Find the number of lines containing the string "star" in the data. Answer with the number by itself.

::: Excerpted data

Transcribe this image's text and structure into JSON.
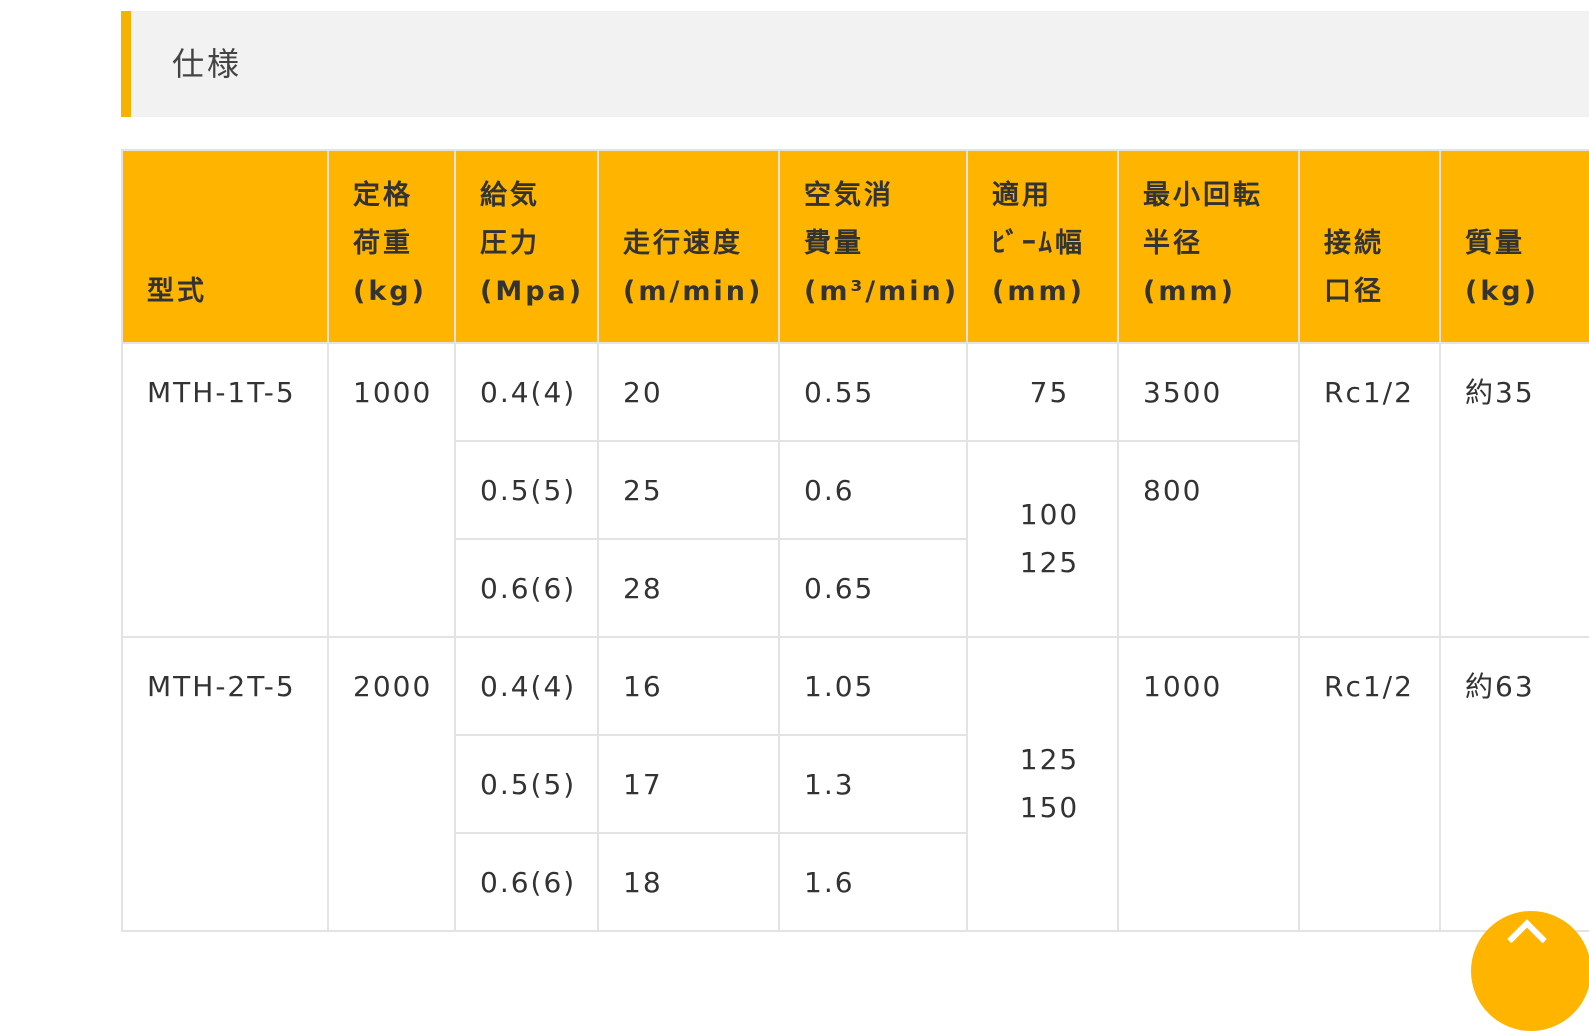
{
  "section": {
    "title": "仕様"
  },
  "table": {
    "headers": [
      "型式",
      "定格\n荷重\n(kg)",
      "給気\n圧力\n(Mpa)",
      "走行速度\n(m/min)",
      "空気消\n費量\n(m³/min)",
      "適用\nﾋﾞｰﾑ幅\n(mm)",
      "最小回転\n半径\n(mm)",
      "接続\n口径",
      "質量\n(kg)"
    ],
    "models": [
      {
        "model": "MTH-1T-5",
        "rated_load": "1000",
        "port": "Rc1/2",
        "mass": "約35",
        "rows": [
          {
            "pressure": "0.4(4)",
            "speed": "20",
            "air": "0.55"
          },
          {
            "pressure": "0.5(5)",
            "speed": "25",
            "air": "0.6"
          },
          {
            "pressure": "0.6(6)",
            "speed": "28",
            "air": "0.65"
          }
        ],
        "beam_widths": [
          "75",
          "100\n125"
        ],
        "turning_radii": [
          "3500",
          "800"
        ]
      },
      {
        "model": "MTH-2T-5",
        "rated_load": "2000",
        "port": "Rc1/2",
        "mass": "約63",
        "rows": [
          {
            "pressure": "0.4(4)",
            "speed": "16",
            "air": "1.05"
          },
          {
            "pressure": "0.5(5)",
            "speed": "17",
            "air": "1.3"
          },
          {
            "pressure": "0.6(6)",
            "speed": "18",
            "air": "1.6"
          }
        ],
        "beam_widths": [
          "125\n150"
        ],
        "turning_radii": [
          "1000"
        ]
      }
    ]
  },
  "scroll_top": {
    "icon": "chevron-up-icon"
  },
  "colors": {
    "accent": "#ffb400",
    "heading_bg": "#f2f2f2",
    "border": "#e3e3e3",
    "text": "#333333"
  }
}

::::::
::: Excerpted data

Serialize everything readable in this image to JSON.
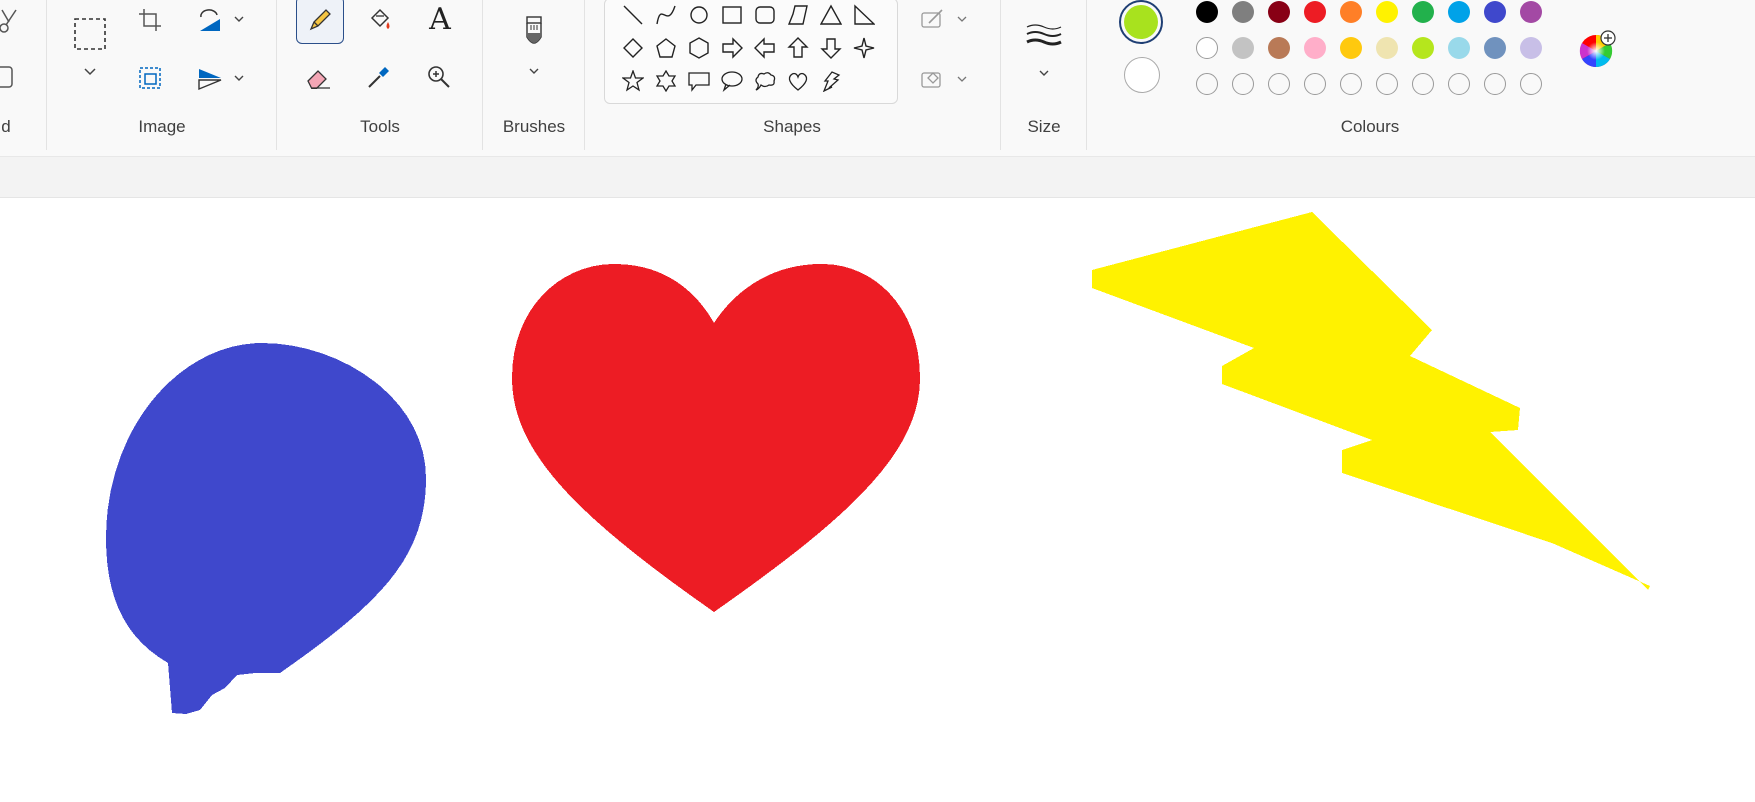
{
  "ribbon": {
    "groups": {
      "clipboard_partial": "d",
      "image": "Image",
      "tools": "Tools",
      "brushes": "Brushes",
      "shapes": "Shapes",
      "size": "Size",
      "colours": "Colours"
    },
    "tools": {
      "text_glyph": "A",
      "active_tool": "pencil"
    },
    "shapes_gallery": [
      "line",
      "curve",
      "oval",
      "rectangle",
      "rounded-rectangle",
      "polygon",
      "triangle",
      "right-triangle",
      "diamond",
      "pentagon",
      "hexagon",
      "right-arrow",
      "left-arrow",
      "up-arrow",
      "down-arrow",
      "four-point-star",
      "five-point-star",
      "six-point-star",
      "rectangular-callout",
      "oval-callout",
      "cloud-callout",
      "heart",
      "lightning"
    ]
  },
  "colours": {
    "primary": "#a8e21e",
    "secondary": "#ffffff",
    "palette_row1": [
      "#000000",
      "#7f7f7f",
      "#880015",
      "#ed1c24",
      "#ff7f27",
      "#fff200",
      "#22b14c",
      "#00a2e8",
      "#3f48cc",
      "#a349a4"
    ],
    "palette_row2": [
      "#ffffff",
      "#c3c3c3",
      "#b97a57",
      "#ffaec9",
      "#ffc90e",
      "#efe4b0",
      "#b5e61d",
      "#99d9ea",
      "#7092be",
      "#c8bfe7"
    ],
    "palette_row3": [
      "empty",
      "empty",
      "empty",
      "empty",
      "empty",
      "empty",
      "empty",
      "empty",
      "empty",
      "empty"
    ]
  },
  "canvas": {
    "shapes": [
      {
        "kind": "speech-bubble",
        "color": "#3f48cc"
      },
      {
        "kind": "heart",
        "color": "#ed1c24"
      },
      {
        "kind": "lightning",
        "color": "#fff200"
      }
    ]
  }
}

::::::

• [Result for this exercise]
3